▶ **The exercise**
Pick out each line in these entries that contains the string "Rate".

────────────────

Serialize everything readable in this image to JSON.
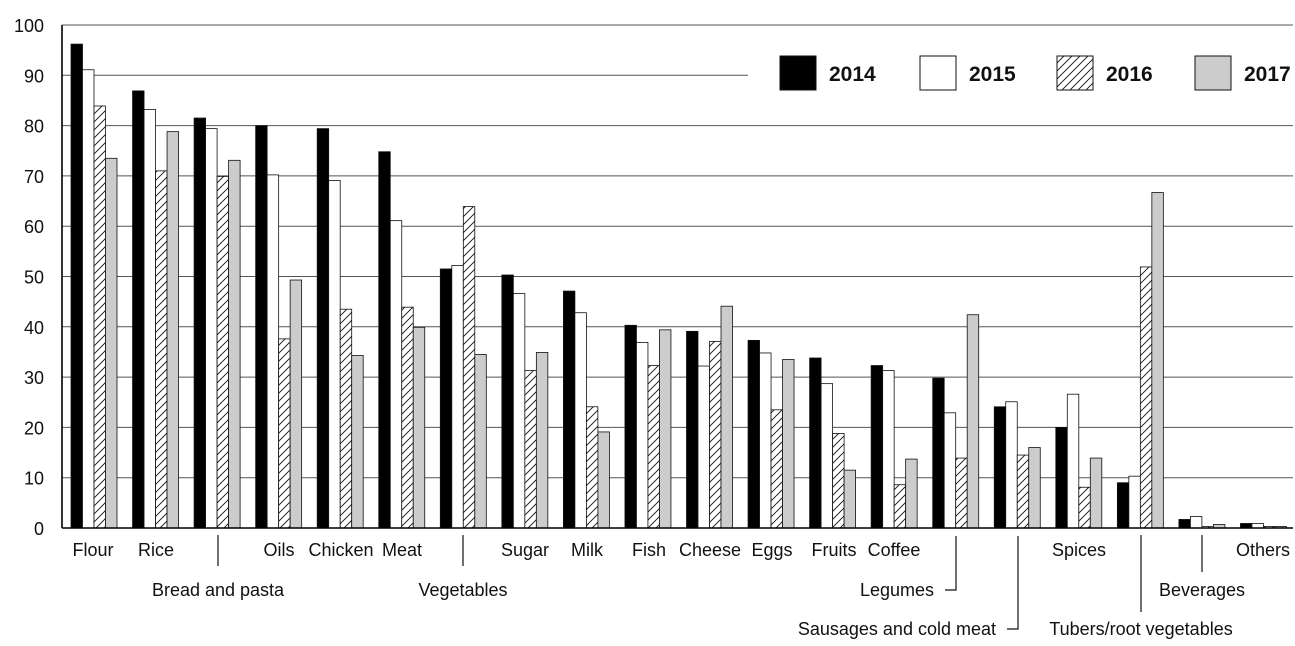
{
  "chart_data": {
    "type": "bar",
    "categories": [
      "Flour",
      "Rice",
      "Bread and pasta",
      "Oils",
      "Chicken",
      "Meat",
      "Vegetables",
      "Sugar",
      "Milk",
      "Fish",
      "Cheese",
      "Eggs",
      "Fruits",
      "Coffee",
      "Legumes",
      "Sausages and cold meat",
      "Spices",
      "Tubers/root vegetables",
      "Beverages",
      "Others"
    ],
    "series": [
      {
        "name": "2014",
        "values": [
          96.2,
          86.9,
          81.5,
          80.0,
          79.4,
          74.8,
          51.5,
          50.3,
          47.1,
          40.3,
          39.1,
          37.3,
          33.8,
          32.3,
          29.8,
          24.1,
          20.0,
          9.0,
          1.7,
          0.9
        ]
      },
      {
        "name": "2015",
        "values": [
          91.1,
          83.2,
          79.4,
          70.2,
          69.1,
          61.1,
          52.2,
          46.6,
          42.8,
          36.9,
          32.2,
          34.8,
          28.7,
          31.3,
          22.9,
          25.1,
          26.6,
          10.3,
          2.3,
          0.9
        ]
      },
      {
        "name": "2016",
        "values": [
          83.9,
          71.0,
          69.9,
          37.6,
          43.5,
          43.9,
          63.9,
          31.3,
          24.1,
          32.3,
          37.1,
          23.5,
          18.8,
          8.6,
          13.9,
          14.5,
          8.1,
          51.9,
          0.3,
          0.3
        ]
      },
      {
        "name": "2017",
        "values": [
          73.5,
          78.8,
          73.1,
          49.3,
          34.3,
          39.9,
          34.5,
          34.9,
          19.1,
          39.4,
          44.1,
          33.5,
          11.5,
          13.7,
          42.4,
          16.0,
          13.9,
          66.7,
          0.7,
          0.3
        ]
      }
    ],
    "ylim": [
      0,
      100
    ],
    "yticks": [
      "0",
      "10",
      "20",
      "30",
      "40",
      "50",
      "60",
      "70",
      "80",
      "90",
      "100"
    ],
    "grid": true,
    "legend_position": "top-right",
    "series_styles": {
      "2014": {
        "fill": "#000000",
        "pattern": "solid"
      },
      "2015": {
        "fill": "#ffffff",
        "pattern": "solid"
      },
      "2016": {
        "fill": "#ffffff",
        "pattern": "diagonal-hatch"
      },
      "2017": {
        "fill": "#cccccc",
        "pattern": "solid"
      }
    },
    "colors": {
      "axis": "#000000",
      "grid": "#555555"
    }
  }
}
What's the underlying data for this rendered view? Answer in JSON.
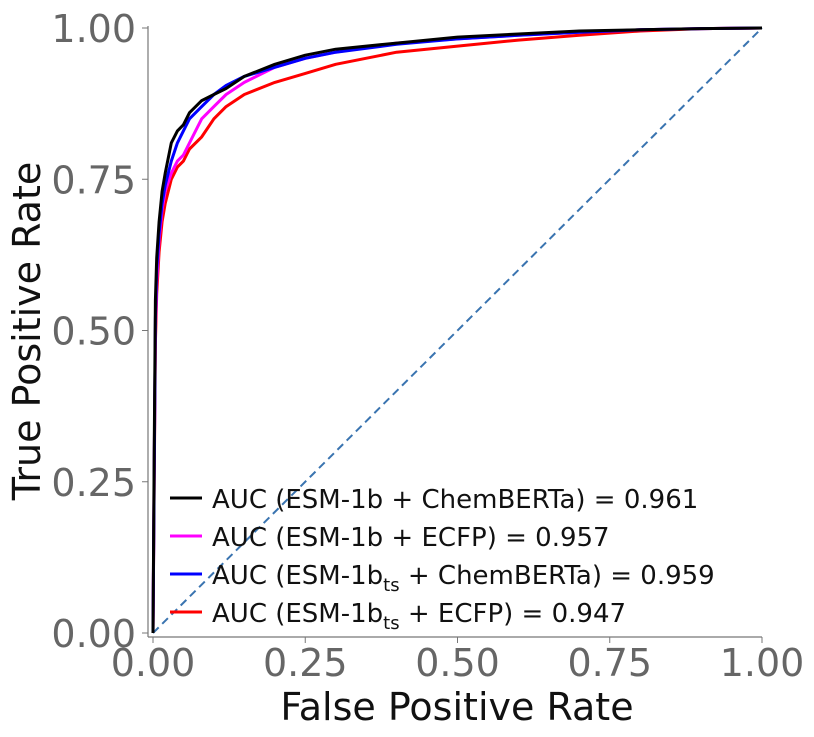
{
  "chart_data": {
    "type": "line",
    "xlabel": "False Positive Rate",
    "ylabel": "True Positive Rate",
    "xlim": [
      0,
      1
    ],
    "ylim": [
      0,
      1
    ],
    "x_ticks": [
      "0.00",
      "0.25",
      "0.50",
      "0.75",
      "1.00"
    ],
    "y_ticks": [
      "0.00",
      "0.25",
      "0.50",
      "0.75",
      "1.00"
    ],
    "grid": false,
    "legend_placement": "lower-right",
    "series": [
      {
        "name": "AUC (ESM-1b + ChemBERTa) = 0.961",
        "color": "#000000",
        "x": [
          0,
          0.002,
          0.004,
          0.006,
          0.01,
          0.015,
          0.02,
          0.03,
          0.04,
          0.05,
          0.06,
          0.08,
          0.1,
          0.12,
          0.15,
          0.2,
          0.25,
          0.3,
          0.4,
          0.5,
          0.6,
          0.7,
          0.8,
          0.9,
          1.0
        ],
        "y": [
          0,
          0.3,
          0.55,
          0.62,
          0.68,
          0.73,
          0.76,
          0.81,
          0.83,
          0.84,
          0.86,
          0.88,
          0.89,
          0.9,
          0.92,
          0.94,
          0.955,
          0.965,
          0.975,
          0.985,
          0.99,
          0.995,
          0.997,
          0.999,
          1.0
        ]
      },
      {
        "name": "AUC (ESM-1b + ECFP) = 0.957",
        "color": "#ff00ff",
        "x": [
          0,
          0.002,
          0.004,
          0.006,
          0.01,
          0.015,
          0.02,
          0.03,
          0.04,
          0.05,
          0.06,
          0.08,
          0.1,
          0.12,
          0.15,
          0.2,
          0.25,
          0.3,
          0.4,
          0.5,
          0.6,
          0.7,
          0.8,
          0.9,
          1.0
        ],
        "y": [
          0,
          0.28,
          0.5,
          0.58,
          0.65,
          0.7,
          0.73,
          0.76,
          0.78,
          0.79,
          0.81,
          0.85,
          0.87,
          0.89,
          0.91,
          0.935,
          0.95,
          0.96,
          0.975,
          0.982,
          0.988,
          0.993,
          0.997,
          0.999,
          1.0
        ]
      },
      {
        "name": "AUC (ESM-1b<sub>ts</sub> + ChemBERTa) = 0.959",
        "label_parts": [
          "AUC (ESM-1b",
          "ts",
          " + ChemBERTa) = 0.959"
        ],
        "color": "#0000ff",
        "x": [
          0,
          0.002,
          0.004,
          0.006,
          0.01,
          0.015,
          0.02,
          0.03,
          0.04,
          0.05,
          0.06,
          0.08,
          0.1,
          0.12,
          0.15,
          0.2,
          0.25,
          0.3,
          0.4,
          0.5,
          0.6,
          0.7,
          0.8,
          0.9,
          1.0
        ],
        "y": [
          0,
          0.26,
          0.52,
          0.6,
          0.66,
          0.71,
          0.74,
          0.78,
          0.81,
          0.83,
          0.85,
          0.87,
          0.89,
          0.905,
          0.92,
          0.935,
          0.95,
          0.96,
          0.973,
          0.982,
          0.988,
          0.993,
          0.997,
          0.999,
          1.0
        ]
      },
      {
        "name": "AUC (ESM-1b<sub>ts</sub> + ECFP) = 0.947",
        "label_parts": [
          "AUC (ESM-1b",
          "ts",
          " + ECFP) = 0.947"
        ],
        "color": "#ff0000",
        "x": [
          0,
          0.002,
          0.004,
          0.006,
          0.01,
          0.015,
          0.02,
          0.03,
          0.04,
          0.05,
          0.06,
          0.08,
          0.1,
          0.12,
          0.15,
          0.2,
          0.25,
          0.3,
          0.4,
          0.5,
          0.6,
          0.7,
          0.8,
          0.9,
          1.0
        ],
        "y": [
          0,
          0.25,
          0.48,
          0.56,
          0.63,
          0.68,
          0.71,
          0.75,
          0.77,
          0.78,
          0.8,
          0.82,
          0.85,
          0.87,
          0.89,
          0.91,
          0.925,
          0.94,
          0.96,
          0.97,
          0.98,
          0.988,
          0.995,
          0.999,
          1.0
        ]
      }
    ],
    "reference_line": {
      "x": [
        0,
        1
      ],
      "y": [
        0,
        1
      ],
      "color": "#3a74b0",
      "style": "dashed"
    }
  }
}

────────────────

▶ **Output**
    "xlabel": "False Positive Rate",
    "ylabel": "True Positive Rate",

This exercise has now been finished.